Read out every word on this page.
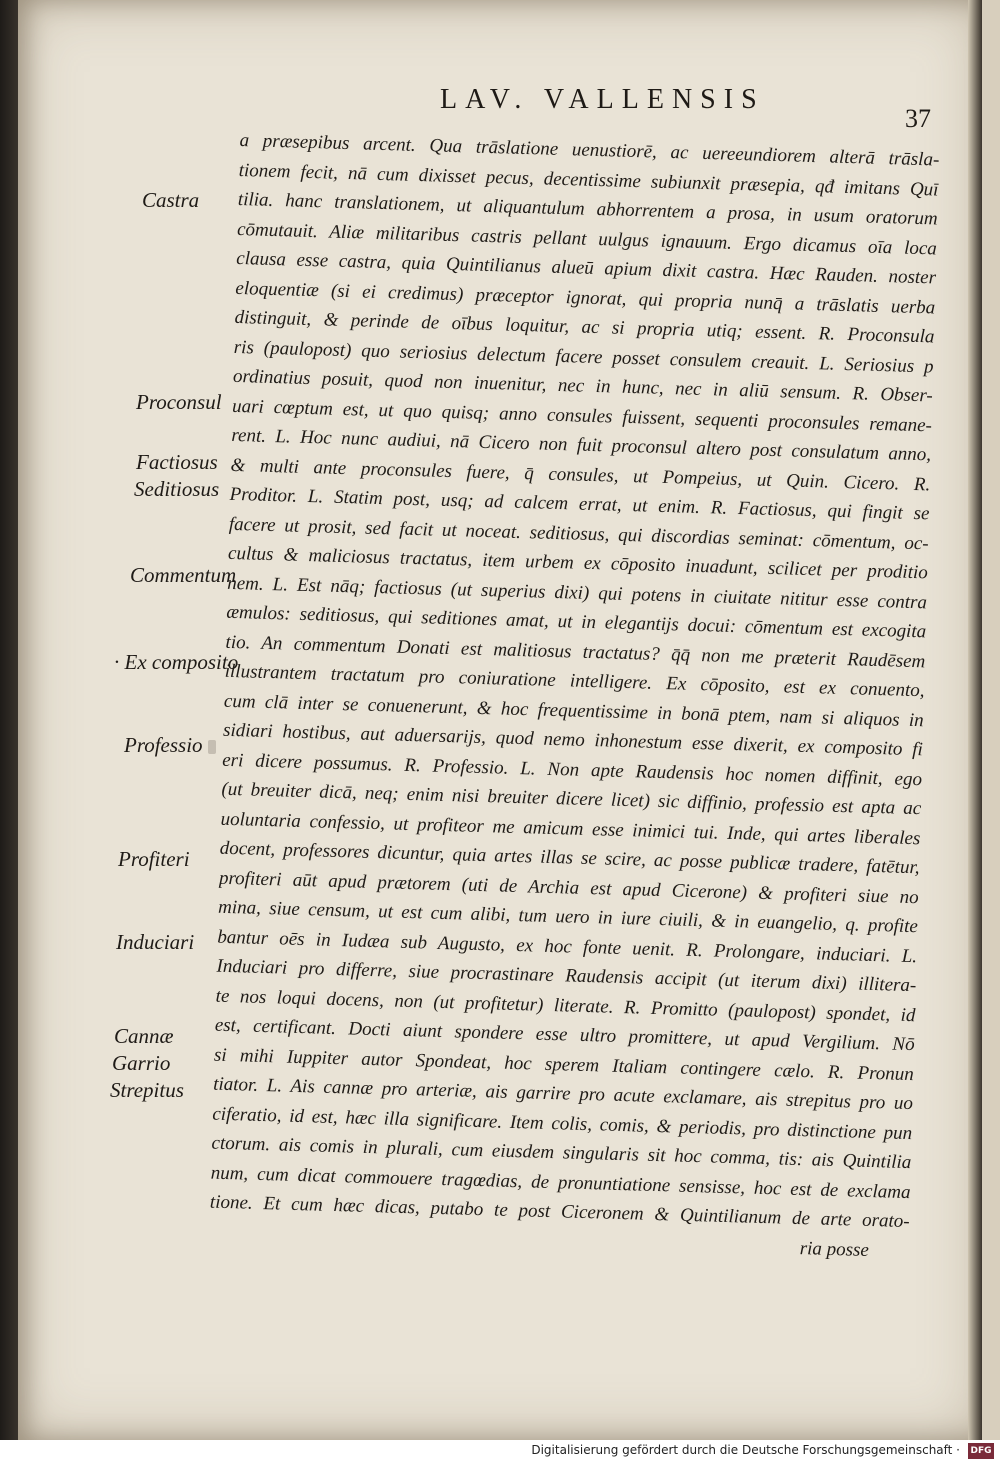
LAV. VALLENSIS
37
Castra
Proconsul
Factiosus
Seditiosus
Commentum
· Ex composito
Professio
Profiteri
Induciari
Cannæ
Garrio
Strepitus
a præsepibus arcent. Qua trāslatione uenustiorē, ac uereeundiorem alterā trāsla-
tionem fecit, nā cum dixisset pecus, decentissime subiunxit præsepia, qđ imitans Quī
tilia. hanc translationem, ut aliquantulum abhorrentem a prosa, in usum oratorum
cōmutauit. Aliæ militaribus castris pellant uulgus ignauum. Ergo dicamus oīa loca
clausa esse castra, quia Quintilianus alueū apium dixit castra. Hæc Rauden. noster
eloquentiæ (si ei credimus) præceptor ignorat, qui propria nunq̄ a trāslatis uerba
distinguit, & perinde de oībus loquitur, ac si propria utiq; essent. R. Proconsula
ris (paulopost) quo seriosius delectum facere posset consulem creauit. L. Seriosius p
ordinatius posuit, quod non inuenitur, nec in hunc, nec in aliū sensum. R. Obser-
uari cœptum est, ut quo quisq; anno consules fuissent, sequenti proconsules remane-
rent. L. Hoc nunc audiui, nā Cicero non fuit proconsul altero post consulatum anno,
& multi ante proconsules fuere, q̄ consules, ut Pompeius, ut Quin. Cicero. R.
Proditor. L. Statim post, usq; ad calcem errat, ut enim. R. Factiosus, qui fingit se
facere ut prosit, sed facit ut noceat. seditiosus, qui discordias seminat: cōmentum, oc-
cultus & maliciosus tractatus, item urbem ex cōposito inuadunt, scilicet per proditio
nem. L. Est nāq; factiosus (ut superius dixi) qui potens in ciuitate nititur esse contra
æmulos: seditiosus, qui seditiones amat, ut in elegantijs docui: cōmentum est excogita
tio. An commentum Donati est malitiosus tractatus? q̄q̄ non me præterit Raudēsem
illustrantem tractatum pro coniuratione intelligere. Ex cōposito, est ex conuento,
cum clā inter se conuenerunt, & hoc frequentissime in bonā ptem, nam si aliquos in
sidiari hostibus, aut aduersarijs, quod nemo inhonestum esse dixerit, ex composito fi
eri dicere possumus. R. Professio. L. Non apte Raudensis hoc nomen diffinit, ego
(ut breuiter dicā, neq; enim nisi breuiter dicere licet) sic diffinio, professio est apta ac
uoluntaria confessio, ut profiteor me amicum esse inimici tui. Inde, qui artes liberales
docent, professores dicuntur, quia artes illas se scire, ac posse publicæ tradere, fatētur,
profiteri aūt apud prætorem (uti de Archia est apud Cicerone) & profiteri siue no
mina, siue censum, ut est cum alibi, tum uero in iure ciuili, & in euangelio, q. profite
bantur oēs in Iudæa sub Augusto, ex hoc fonte uenit. R. Prolongare, induciari. L.
Induciari pro differre, siue procrastinare Raudensis accipit (ut iterum dixi) illitera-
te nos loqui docens, non (ut profitetur) literate. R. Promitto (paulopost) spondet, id
est, certificant. Docti aiunt spondere esse ultro promittere, ut apud Vergilium. Nō
si mihi Iuppiter autor Spondeat, hoc sperem Italiam contingere cælo. R. Pronun
tiator. L. Ais cannæ pro arteriæ, ais garrire pro acute exclamare, ais strepitus pro uo
ciferatio, id est, hæc illa significare. Item colis, comis, & periodis, pro distinctione pun
ctorum. ais comis in plurali, cum eiusdem singularis sit hoc comma, tis: ais Quintilia
num, cum dicat commouere tragœdias, de pronuntiatione sensisse, hoc est de exclama
tione. Et cum hæc dicas, putabo te post Ciceronem & Quintilianum de arte orato-
ria posse
Digitalisierung gefördert durch die Deutsche Forschungsgemeinschaft · DFG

---+---

To do:
Apart from the pictures, the entries above are to be repeated in full and exactly.

Problem solution:
Read out every word on this page.
LAV. VALLENSIS
37
Castra
Proconsul
Factiosus
Seditiosus
Commentum
· Ex composito
Professio
Profiteri
Induciari
Cannæ
Garrio
Strepitus
a præsepibus arcent. Qua trāslatione uenustiorē, ac uereeundiorem alterā trāsla-
tionem fecit, nā cum dixisset pecus, decentissime subiunxit præsepia, qđ imitans Quī
tilia. hanc translationem, ut aliquantulum abhorrentem a prosa, in usum oratorum
cōmutauit. Aliæ militaribus castris pellant uulgus ignauum. Ergo dicamus oīa loca
clausa esse castra, quia Quintilianus alueū apium dixit castra. Hæc Rauden. noster
eloquentiæ (si ei credimus) præceptor ignorat, qui propria nunq̄ a trāslatis uerba
distinguit, & perinde de oībus loquitur, ac si propria utiq; essent. R. Proconsula
ris (paulopost) quo seriosius delectum facere posset consulem creauit. L. Seriosius p
ordinatius posuit, quod non inuenitur, nec in hunc, nec in aliū sensum. R. Obser-
uari cœptum est, ut quo quisq; anno consules fuissent, sequenti proconsules remane-
rent. L. Hoc nunc audiui, nā Cicero non fuit proconsul altero post consulatum anno,
& multi ante proconsules fuere, q̄ consules, ut Pompeius, ut Quin. Cicero. R.
Proditor. L. Statim post, usq; ad calcem errat, ut enim. R. Factiosus, qui fingit se
facere ut prosit, sed facit ut noceat. seditiosus, qui discordias seminat: cōmentum, oc-
cultus & maliciosus tractatus, item urbem ex cōposito inuadunt, scilicet per proditio
nem. L. Est nāq; factiosus (ut superius dixi) qui potens in ciuitate nititur esse contra
æmulos: seditiosus, qui seditiones amat, ut in elegantijs docui: cōmentum est excogita
tio. An commentum Donati est malitiosus tractatus? q̄q̄ non me præterit Raudēsem
illustrantem tractatum pro coniuratione intelligere. Ex cōposito, est ex conuento,
cum clā inter se conuenerunt, & hoc frequentissime in bonā ptem, nam si aliquos in
sidiari hostibus, aut aduersarijs, quod nemo inhonestum esse dixerit, ex composito fi
eri dicere possumus. R. Professio. L. Non apte Raudensis hoc nomen diffinit, ego
(ut breuiter dicā, neq; enim nisi breuiter dicere licet) sic diffinio, professio est apta ac
uoluntaria confessio, ut profiteor me amicum esse inimici tui. Inde, qui artes liberales
docent, professores dicuntur, quia artes illas se scire, ac posse publicæ tradere, fatētur,
profiteri aūt apud prætorem (uti de Archia est apud Cicerone) & profiteri siue no
mina, siue censum, ut est cum alibi, tum uero in iure ciuili, & in euangelio, q. profite
bantur oēs in Iudæa sub Augusto, ex hoc fonte uenit. R. Prolongare, induciari. L.
Induciari pro differre, siue procrastinare Raudensis accipit (ut iterum dixi) illitera-
te nos loqui docens, non (ut profitetur) literate. R. Promitto (paulopost) spondet, id
est, certificant. Docti aiunt spondere esse ultro promittere, ut apud Vergilium. Nō
si mihi Iuppiter autor Spondeat, hoc sperem Italiam contingere cælo. R. Pronun
tiator. L. Ais cannæ pro arteriæ, ais garrire pro acute exclamare, ais strepitus pro uo
ciferatio, id est, hæc illa significare. Item colis, comis, & periodis, pro distinctione pun
ctorum. ais comis in plurali, cum eiusdem singularis sit hoc comma, tis: ais Quintilia
num, cum dicat commouere tragœdias, de pronuntiatione sensisse, hoc est de exclama
tione. Et cum hæc dicas, putabo te post Ciceronem & Quintilianum de arte orato-
ria posse
Digitalisierung gefördert durch die Deutsche Forschungsgemeinschaft · DFG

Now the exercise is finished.